Data entries for graphics:
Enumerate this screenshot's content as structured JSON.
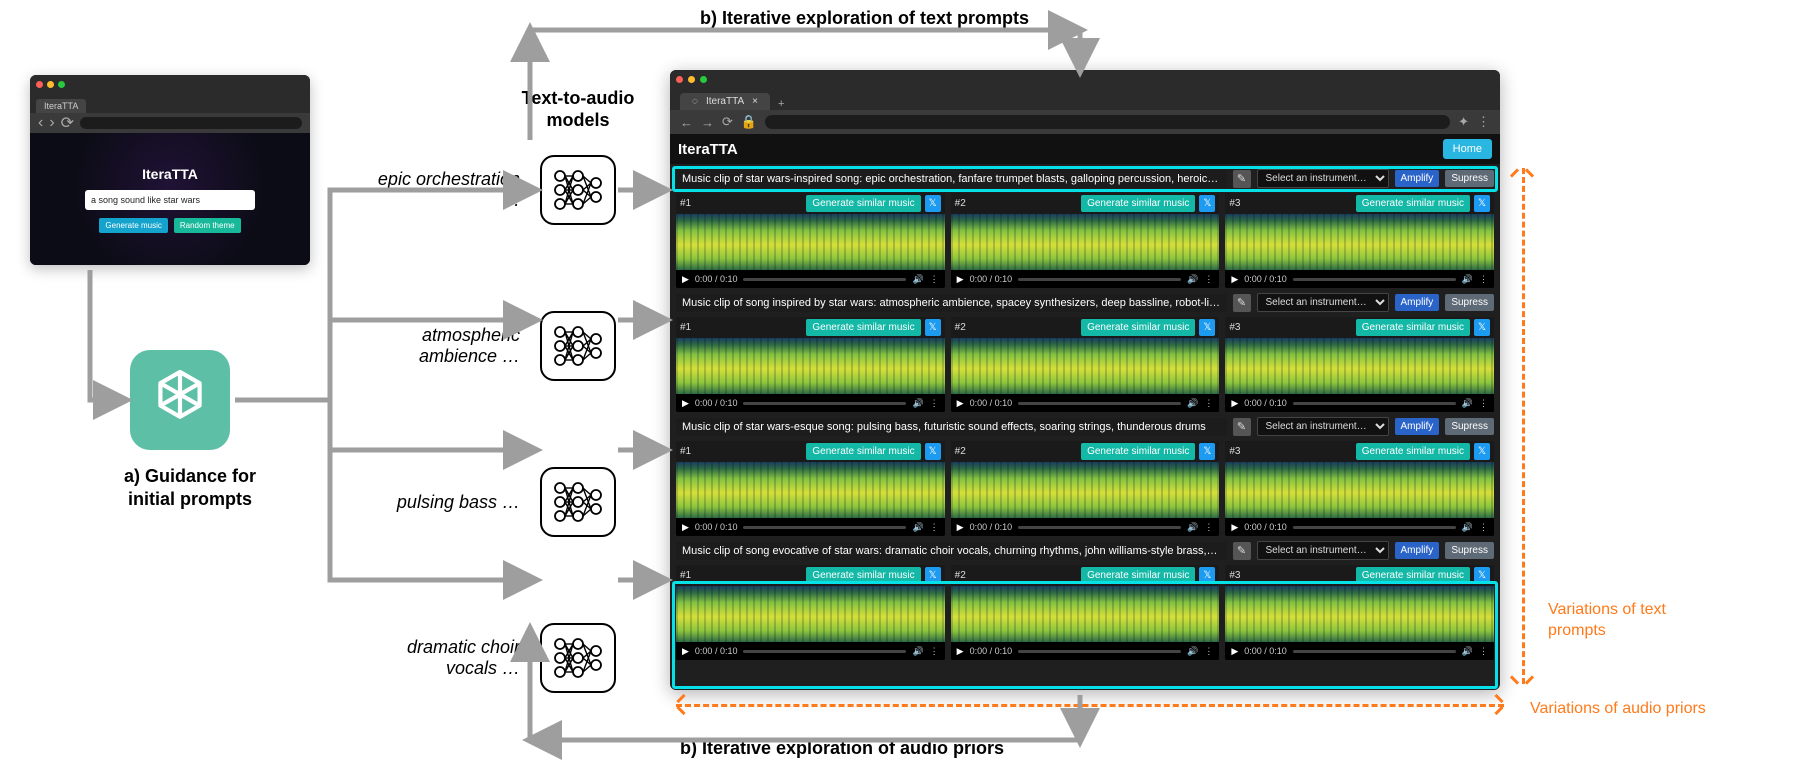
{
  "colors": {
    "arrow_grey": "#9e9e9e",
    "cyan_highlight": "#06e0e7",
    "orange": "#ff7a1a",
    "ai_icon_bg": "#5cbfa6",
    "gen_music_btn": "#14a3cc",
    "random_theme_btn": "#18b89a",
    "home_btn": "#29b6e0",
    "amplify_btn": "#2b64c9",
    "supress_btn": "#5e6a75",
    "twitter_btn": "#1d9bf0",
    "gen_similar": "#14b8a6",
    "browser_dark": "#1f1f1f",
    "titlebar": "#2b2b2b",
    "mac_red": "#ff5f56",
    "mac_yellow": "#ffbd2e",
    "mac_green": "#27c93f"
  },
  "labels": {
    "top": "b)  Iterative exploration of text prompts",
    "bottom": "b)  Iterative exploration of audio priors",
    "guidance": "a)  Guidance for initial prompts",
    "models_title": "Text-to-audio models",
    "var_text": "Variations of text prompts",
    "var_audio": "Variations of audio priors"
  },
  "mini": {
    "tab_title": "IteraTTA",
    "app_title": "IteraTTA",
    "input_value": "a song sound like star wars",
    "btn_generate": "Generate music",
    "btn_random": "Random theme"
  },
  "flow": [
    "epic orchestration …",
    "atmospheric ambience …",
    "pulsing bass …",
    "dramatic choir vocals …"
  ],
  "big": {
    "tab_title": "IteraTTA",
    "app_title": "IteraTTA",
    "home": "Home",
    "select_placeholder": "Select an instrument…",
    "amplify": "Amplify",
    "supress": "Supress",
    "gen_similar": "Generate similar music",
    "player_time": "0:00 / 0:10",
    "clip_ids": [
      "#1",
      "#2",
      "#3"
    ],
    "prompts": [
      "Music clip of star wars-inspired song: epic orchestration, fanfare trumpet blasts, galloping percussion, heroic themes",
      "Music clip of song inspired by star wars: atmospheric ambience, spacey synthesizers, deep bassline, robot-like beeps a…",
      "Music clip of star wars-esque song: pulsing bass, futuristic sound effects, soaring strings, thunderous drums",
      "Music clip of song evocative of star wars: dramatic choir vocals, churning rhythms, john williams-style brass, cinematic …"
    ]
  }
}
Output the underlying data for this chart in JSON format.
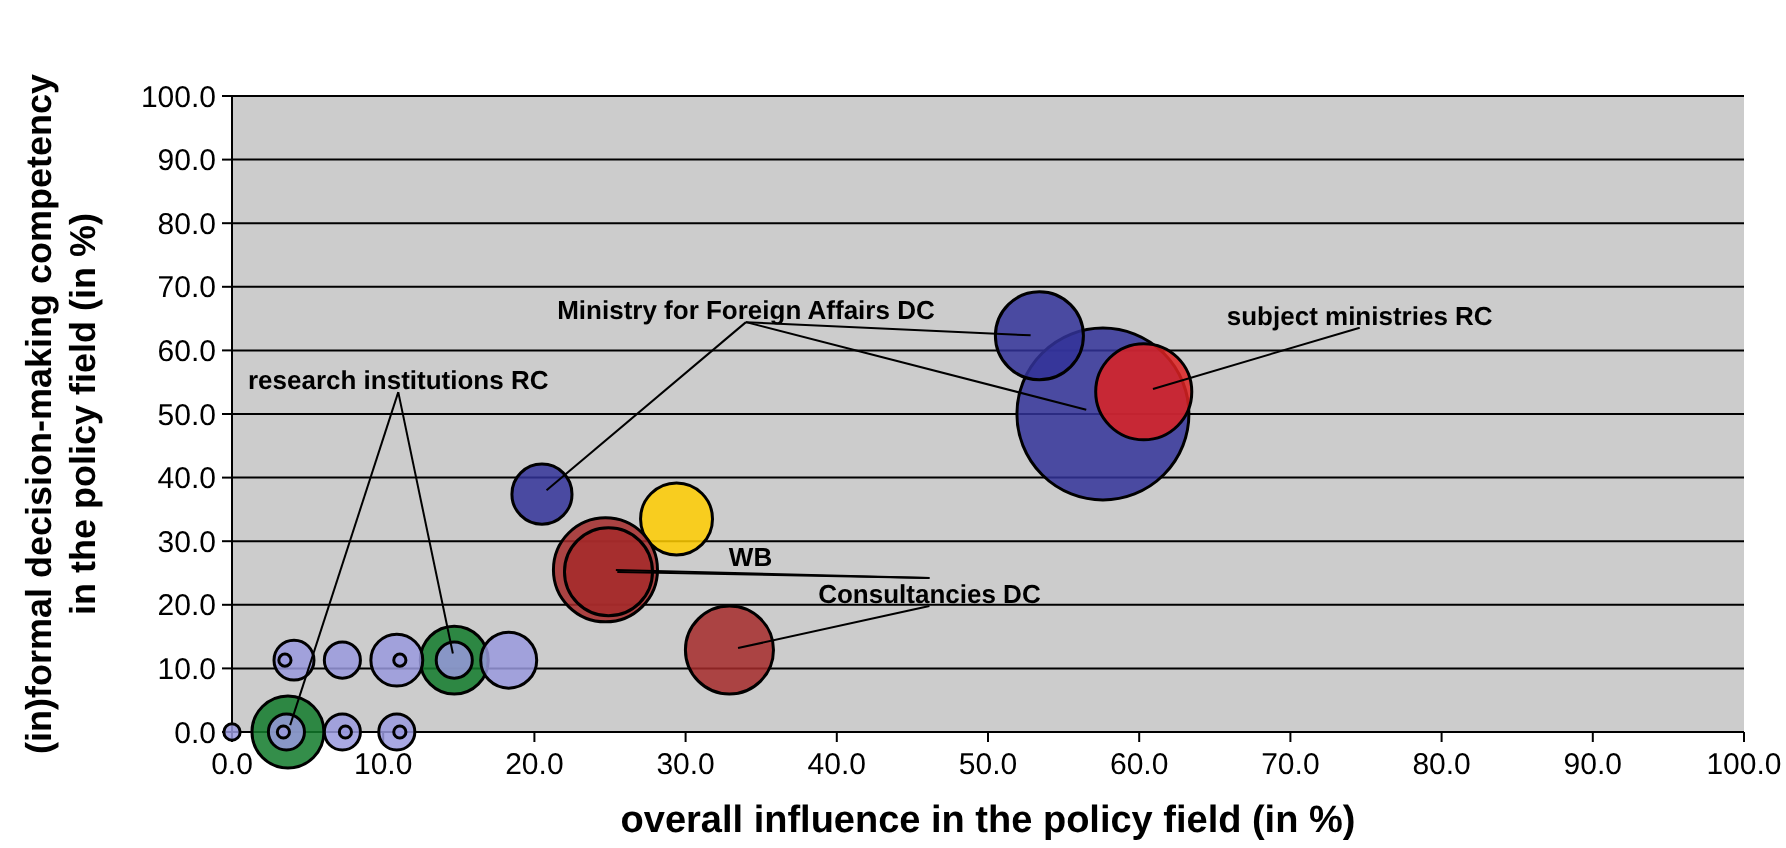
{
  "chart_data": {
    "type": "bubble",
    "xlabel": "overall influence in the policy field (in %)",
    "ylabel": "(in)formal decision-making competency\nin the policy field (in %)",
    "grid": "y",
    "xlim": [
      0,
      100
    ],
    "ylim": [
      0,
      100
    ],
    "xticks": [
      {
        "value": 0,
        "label": "0.0"
      },
      {
        "value": 10,
        "label": "10.0"
      },
      {
        "value": 20,
        "label": "20.0"
      },
      {
        "value": 30,
        "label": "30.0"
      },
      {
        "value": 40,
        "label": "40.0"
      },
      {
        "value": 50,
        "label": "50.0"
      },
      {
        "value": 60,
        "label": "60.0"
      },
      {
        "value": 70,
        "label": "70.0"
      },
      {
        "value": 80,
        "label": "80.0"
      },
      {
        "value": 90,
        "label": "90.0"
      },
      {
        "value": 100,
        "label": "100.0"
      }
    ],
    "yticks": [
      {
        "value": 0,
        "label": "0.0"
      },
      {
        "value": 10,
        "label": "10.0"
      },
      {
        "value": 20,
        "label": "20.0"
      },
      {
        "value": 30,
        "label": "30.0"
      },
      {
        "value": 40,
        "label": "40.0"
      },
      {
        "value": 50,
        "label": "50.0"
      },
      {
        "value": 60,
        "label": "60.0"
      },
      {
        "value": 70,
        "label": "70.0"
      },
      {
        "value": 80,
        "label": "80.0"
      },
      {
        "value": 90,
        "label": "90.0"
      },
      {
        "value": 100,
        "label": "100.0"
      }
    ],
    "annotations": [
      {
        "text": "Ministry for Foreign Affairs DC",
        "x": 20.5,
        "y": 37.4
      },
      {
        "text": "subject ministries RC",
        "x": 60.3,
        "y": 53.5
      },
      {
        "text": "research institutions RC",
        "x": 14.7,
        "y": 11.3
      },
      {
        "text": "WB",
        "x": 29.4,
        "y": 33.5
      },
      {
        "text": "Consultancies DC",
        "x": 32.9,
        "y": 12.9
      }
    ],
    "series": [
      {
        "color": "#333399",
        "x": [
          57.6,
          20.5,
          53.4
        ],
        "values": [
          50,
          37.4,
          62.3
        ],
        "sizes": [
          1,
          0.122,
          0.262
        ]
      },
      {
        "color": "#dd2222",
        "x": [
          60.3
        ],
        "values": [
          53.5
        ],
        "sizes": [
          0.312
        ]
      },
      {
        "color": "#117a2a",
        "x": [
          3.7,
          14.7
        ],
        "values": [
          0,
          11.3
        ],
        "sizes": [
          0.175,
          0.156
        ]
      },
      {
        "color": "#ffcc00",
        "x": [
          29.4
        ],
        "values": [
          33.5
        ],
        "sizes": [
          0.175
        ]
      },
      {
        "color": "#a52a2a",
        "x": [
          24.7,
          24.9,
          32.9
        ],
        "values": [
          25.5,
          25.2,
          12.9
        ],
        "sizes": [
          0.366,
          0.262,
          0.262
        ]
      },
      {
        "color": "#9999dd",
        "x": [
          0,
          4.1,
          3.5,
          7.3,
          10.9,
          11.1,
          14.7,
          18.3,
          3.6,
          3.4,
          7.3,
          7.5,
          10.9,
          11.1
        ],
        "values": [
          0,
          11.3,
          11.3,
          11.3,
          11.3,
          11.3,
          11.3,
          11.3,
          0,
          0,
          0,
          0,
          0,
          0
        ],
        "sizes": [
          0.009,
          0.054,
          0.005,
          0.044,
          0.091,
          0.005,
          0.044,
          0.106,
          0.044,
          0.005,
          0.044,
          0.005,
          0.044,
          0.005
        ]
      }
    ]
  }
}
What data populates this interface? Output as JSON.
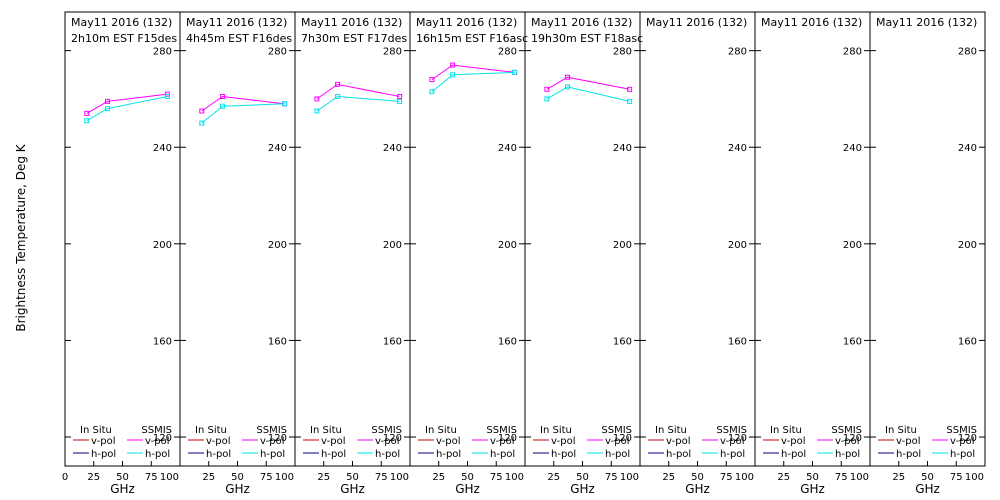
{
  "chart_data": {
    "type": "line",
    "ylabel": "Brightness Temperature, Deg K",
    "xlabel": "GHz",
    "ylim": [
      108,
      296
    ],
    "xlim": [
      0,
      100
    ],
    "y_ticks": [
      120,
      160,
      200,
      240,
      280
    ],
    "x_ticks": [
      0,
      25,
      50,
      75,
      100
    ],
    "x_tick_labels": [
      "0",
      "25",
      "50",
      "75",
      "100"
    ],
    "x_tick_labels_inner": [
      "25",
      "50",
      "75",
      "100"
    ],
    "legend": {
      "in_situ_label": "In Situ",
      "ssmis_label": "SSMIS",
      "vpol_label": "v-pol",
      "hpol_label": "h-pol",
      "in_situ_vpol_color": "#cc0000",
      "in_situ_hpol_color": "#000080",
      "ssmis_vpol_color": "#ff00ff",
      "ssmis_hpol_color": "#00e5ee"
    },
    "grid": false,
    "panels": [
      {
        "title1": "May11 2016 (132)",
        "title2": "2h10m  EST  F15des",
        "series": [
          {
            "pol": "v",
            "x": [
              19,
              37,
              89
            ],
            "y": [
              254,
              259,
              262
            ]
          },
          {
            "pol": "h",
            "x": [
              19,
              37,
              89
            ],
            "y": [
              251,
              256,
              261
            ]
          }
        ]
      },
      {
        "title1": "May11 2016 (132)",
        "title2": "4h45m  EST  F16des",
        "series": [
          {
            "pol": "v",
            "x": [
              19,
              37,
              91
            ],
            "y": [
              255,
              261,
              258
            ]
          },
          {
            "pol": "h",
            "x": [
              19,
              37,
              91
            ],
            "y": [
              250,
              257,
              258
            ]
          }
        ]
      },
      {
        "title1": "May11 2016 (132)",
        "title2": "7h30m  EST  F17des",
        "series": [
          {
            "pol": "v",
            "x": [
              19,
              37,
              91
            ],
            "y": [
              260,
              266,
              261
            ]
          },
          {
            "pol": "h",
            "x": [
              19,
              37,
              91
            ],
            "y": [
              255,
              261,
              259
            ]
          }
        ]
      },
      {
        "title1": "May11 2016 (132)",
        "title2": "16h15m  EST  F16asc",
        "series": [
          {
            "pol": "v",
            "x": [
              19,
              37,
              91
            ],
            "y": [
              268,
              274,
              271
            ]
          },
          {
            "pol": "h",
            "x": [
              19,
              37,
              91
            ],
            "y": [
              263,
              270,
              271
            ]
          }
        ]
      },
      {
        "title1": "May11 2016 (132)",
        "title2": "19h30m  EST  F18asc",
        "series": [
          {
            "pol": "v",
            "x": [
              19,
              37,
              91
            ],
            "y": [
              264,
              269,
              264
            ]
          },
          {
            "pol": "h",
            "x": [
              19,
              37,
              91
            ],
            "y": [
              260,
              265,
              259
            ]
          }
        ]
      },
      {
        "title1": "May11 2016 (132)",
        "title2": "",
        "series": []
      },
      {
        "title1": "May11 2016 (132)",
        "title2": "",
        "series": []
      },
      {
        "title1": "May11 2016 (132)",
        "title2": "",
        "series": []
      }
    ]
  }
}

PROBLEM TO SOLVE> Show all lines in the entries above where the string "song" appears.

THE RESULT>
    "input_value": "a song sound like star wars",
      "Music clip of star wars-inspired song: epic orchestration, fanfare trumpet blasts, galloping percussion, heroic themes",
      "Music clip of song inspired by star wars: atmospheric ambience, spacey synthesizers, deep bassline, robot-like beeps a…",
      "Music clip of star wars-esque song: pulsing bass, futuristic sound effects, soaring strings, thunderous drums",
      "Music clip of song evocative of star wars: dramatic choir vocals, churning rhythms, john williams-style brass, cinematic …"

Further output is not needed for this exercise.